[JOB] Duplicate the lines between the line holding "data-point: [234, 347, 248, 361]" and the line holding "data-point: [715, 281, 735, 301]", inclusive, from the records below.
<<<<
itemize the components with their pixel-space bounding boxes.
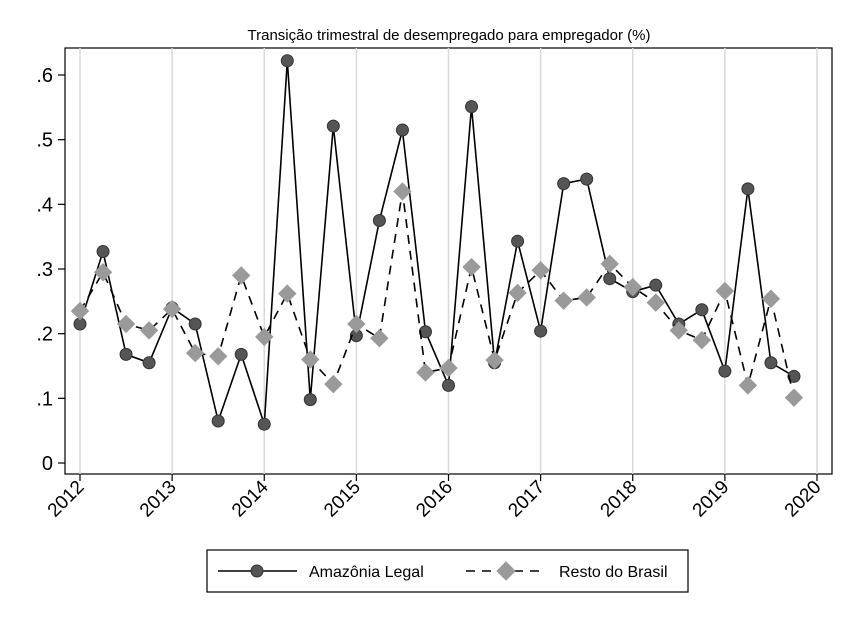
data-point: [234, 347, 248, 361]
data-point: [577, 288, 596, 307]
data-point: [255, 327, 274, 347]
y-tick-label: .6: [36, 65, 53, 87]
data-point: [301, 350, 320, 369]
data-point: [508, 283, 527, 303]
data-point: [347, 314, 366, 334]
data-point: [534, 324, 548, 338]
data-point: [142, 356, 156, 370]
legend-label-amazonia: Amazônia Legal: [309, 564, 424, 581]
data-point: [211, 414, 225, 428]
legend-marker-amazonia: [250, 564, 264, 578]
data-point: [393, 182, 412, 201]
y-tick-label: 0: [42, 453, 53, 475]
data-point: [715, 281, 735, 301]
data-point: [232, 266, 251, 285]
y-tick-label: .2: [36, 324, 53, 346]
data-point: [208, 347, 228, 366]
data-point: [580, 172, 594, 186]
y-tick-label: .4: [36, 194, 53, 216]
data-point: [119, 347, 133, 361]
series-layer: [70, 54, 804, 431]
data-point: [372, 214, 386, 227]
data-point: [738, 376, 758, 395]
data-point: [280, 54, 294, 68]
data-point: [646, 293, 665, 312]
data-point: [784, 388, 804, 407]
data-point: [649, 278, 663, 292]
y-tick-label: .1: [36, 388, 53, 410]
data-point: [692, 330, 712, 350]
data-point: [600, 254, 619, 274]
data-point: [395, 123, 409, 137]
data-point: [416, 363, 435, 382]
chart-title: Transição trimestral de desempregado par…: [248, 27, 651, 44]
data-point: [442, 378, 455, 392]
data-point: [188, 317, 202, 331]
data-point: [324, 374, 343, 394]
data-point: [326, 119, 340, 133]
data-point: [70, 301, 90, 321]
data-point: [257, 417, 271, 431]
grid-lines: [79, 48, 818, 474]
legend-marker-resto: [496, 561, 516, 581]
data-point: [764, 356, 778, 370]
data-point: [557, 177, 571, 191]
data-point: [462, 257, 481, 277]
data-point: [303, 393, 317, 407]
data-point: [418, 325, 432, 339]
data-point: [116, 314, 136, 334]
data-point: [185, 343, 205, 363]
data-point: [370, 328, 389, 348]
data-point: [485, 350, 504, 370]
data-point: [741, 182, 755, 196]
legend: Amazônia Legal Resto do Brasil: [206, 549, 689, 593]
data-point: [603, 272, 617, 286]
data-point: [531, 261, 550, 280]
data-point: [93, 263, 113, 282]
data-point: [465, 100, 479, 114]
data-point: [554, 291, 573, 310]
data-point: [787, 369, 801, 383]
series-1: [70, 182, 804, 407]
data-point: [511, 234, 525, 248]
data-point: [278, 284, 297, 303]
data-point: [439, 358, 458, 378]
y-tick-label: .5: [36, 130, 53, 152]
series-line-0: [79, 60, 795, 425]
y-tick-label: .3: [36, 259, 53, 281]
data-point: [162, 299, 182, 319]
data-point: [96, 245, 110, 259]
data-point: [695, 303, 709, 317]
data-point: [669, 321, 689, 340]
data-point: [623, 277, 642, 297]
data-point: [718, 364, 732, 378]
data-point: [761, 289, 781, 308]
data-point: [139, 321, 159, 340]
legend-label-resto: Resto do Brasil: [559, 564, 668, 581]
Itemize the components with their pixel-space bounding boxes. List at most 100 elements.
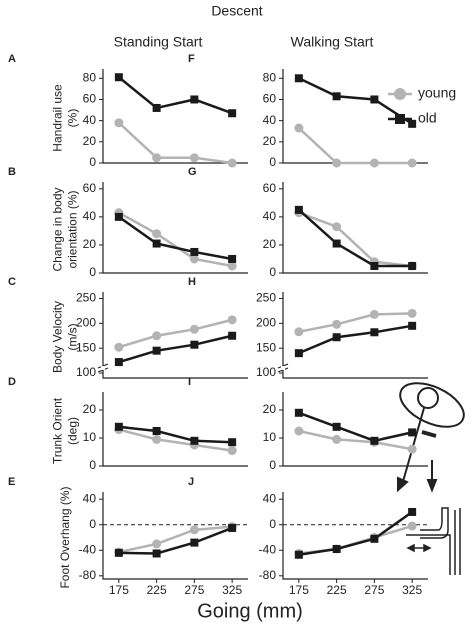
- series-line: [298, 208, 413, 268]
- foot-illustration: [406, 507, 461, 575]
- data-point: [294, 550, 303, 559]
- x-tick-label: 225: [327, 583, 347, 597]
- data-point: [152, 346, 161, 355]
- column-title: Walking Start: [291, 34, 374, 50]
- trunk-illustration: [397, 382, 465, 493]
- legend-marker: [395, 114, 405, 124]
- y-tick-label: -40: [79, 542, 97, 556]
- y-tick-label: 40: [83, 491, 97, 505]
- data-point: [370, 261, 379, 270]
- data-point: [332, 222, 342, 232]
- y-tick-label: 10: [83, 430, 97, 444]
- data-point: [407, 308, 417, 318]
- axis-line: [282, 392, 428, 467]
- y-tick-label: 0: [89, 517, 96, 531]
- series-line: [118, 318, 233, 349]
- data-point: [114, 358, 123, 367]
- data-point: [370, 436, 379, 445]
- panel-label: F: [188, 53, 195, 65]
- series-line: [298, 312, 413, 334]
- series-line: [118, 526, 233, 555]
- data-point: [152, 427, 161, 435]
- y-tick-label: 100: [76, 365, 96, 379]
- series-line: [118, 334, 233, 364]
- y-tick-label: 60: [263, 181, 277, 195]
- panel-label: C: [8, 276, 16, 288]
- data-point: [408, 261, 417, 270]
- panel-label: J: [188, 476, 194, 488]
- y-tick-label: 150: [76, 340, 96, 354]
- data-point: [228, 523, 237, 532]
- data-point: [332, 158, 342, 168]
- x-tick-label: 325: [222, 583, 242, 597]
- y-tick-label: 60: [263, 92, 277, 106]
- data-point: [332, 333, 341, 342]
- data-point: [114, 118, 124, 128]
- series-line: [118, 428, 233, 452]
- y-tick-label: 0: [89, 265, 96, 279]
- data-point: [294, 349, 303, 358]
- data-point: [294, 426, 304, 436]
- y-tick-label: 0: [269, 155, 276, 169]
- data-point: [152, 434, 162, 444]
- y-axis-label: Body Velocity: [51, 301, 65, 373]
- y-axis-label: (m/s): [66, 323, 80, 350]
- data-point: [152, 239, 161, 248]
- data-point: [332, 434, 342, 444]
- y-tick-label: 10: [263, 430, 277, 444]
- data-point: [407, 158, 417, 168]
- data-point: [332, 92, 341, 101]
- y-axis-label: orientation (%): [66, 190, 80, 268]
- column-title: Standing Start: [114, 34, 203, 50]
- data-point: [370, 328, 379, 337]
- series-line: [118, 211, 233, 268]
- series-line: [118, 425, 233, 444]
- legend-label: old: [418, 110, 437, 126]
- data-point: [408, 321, 417, 330]
- x-tick-label: 225: [147, 583, 167, 597]
- data-point: [152, 549, 161, 558]
- x-tick-label: 175: [289, 583, 309, 597]
- figure-title: Descent: [211, 3, 262, 19]
- y-axis-label: (%): [66, 109, 80, 128]
- axis-line: [282, 492, 428, 580]
- data-point: [190, 538, 199, 547]
- series-line: [118, 525, 233, 554]
- panel-label: I: [188, 376, 191, 388]
- y-tick-label: 40: [83, 209, 97, 223]
- x-tick-label: 175: [109, 583, 129, 597]
- data-point: [369, 309, 379, 319]
- axis-line: [282, 69, 428, 164]
- y-tick-label: 20: [83, 402, 97, 416]
- panel-label: H: [188, 276, 196, 288]
- data-point: [190, 95, 199, 104]
- data-point: [294, 327, 304, 337]
- legend-marker: [394, 88, 406, 100]
- series-line: [118, 76, 233, 115]
- y-tick-label: -40: [259, 542, 277, 556]
- axis-line: [282, 292, 428, 379]
- y-axis-label: (deg): [66, 417, 80, 445]
- panel-label: A: [8, 53, 16, 65]
- data-point: [227, 446, 237, 456]
- data-point: [227, 158, 237, 168]
- data-point: [114, 212, 123, 221]
- series-line: [298, 510, 413, 556]
- data-point: [407, 521, 417, 531]
- data-point: [408, 119, 417, 128]
- y-tick-label: 100: [256, 365, 276, 379]
- data-point: [332, 239, 341, 248]
- series-line: [118, 215, 233, 261]
- data-point: [332, 319, 342, 329]
- y-tick-label: 150: [256, 340, 276, 354]
- legend-label: young: [418, 85, 456, 101]
- series-line: [298, 77, 413, 125]
- axis-line: [102, 182, 248, 274]
- x-axis-label: Going (mm): [197, 600, 303, 622]
- data-point: [114, 342, 124, 352]
- data-point: [370, 95, 379, 104]
- data-point: [332, 544, 341, 553]
- y-tick-label: 250: [76, 291, 96, 305]
- series-line: [298, 211, 413, 268]
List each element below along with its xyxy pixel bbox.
>>>>
[TASK RESPONSE]
data-point: [234, 347, 248, 361]
data-point: [577, 288, 596, 307]
data-point: [255, 327, 274, 347]
y-tick-label: .6: [36, 65, 53, 87]
data-point: [301, 350, 320, 369]
data-point: [508, 283, 527, 303]
data-point: [347, 314, 366, 334]
data-point: [534, 324, 548, 338]
data-point: [142, 356, 156, 370]
legend-label-amazonia: Amazônia Legal: [309, 564, 424, 581]
data-point: [211, 414, 225, 428]
legend-marker-amazonia: [250, 564, 264, 578]
data-point: [393, 182, 412, 201]
y-tick-label: 0: [42, 453, 53, 475]
data-point: [715, 281, 735, 301]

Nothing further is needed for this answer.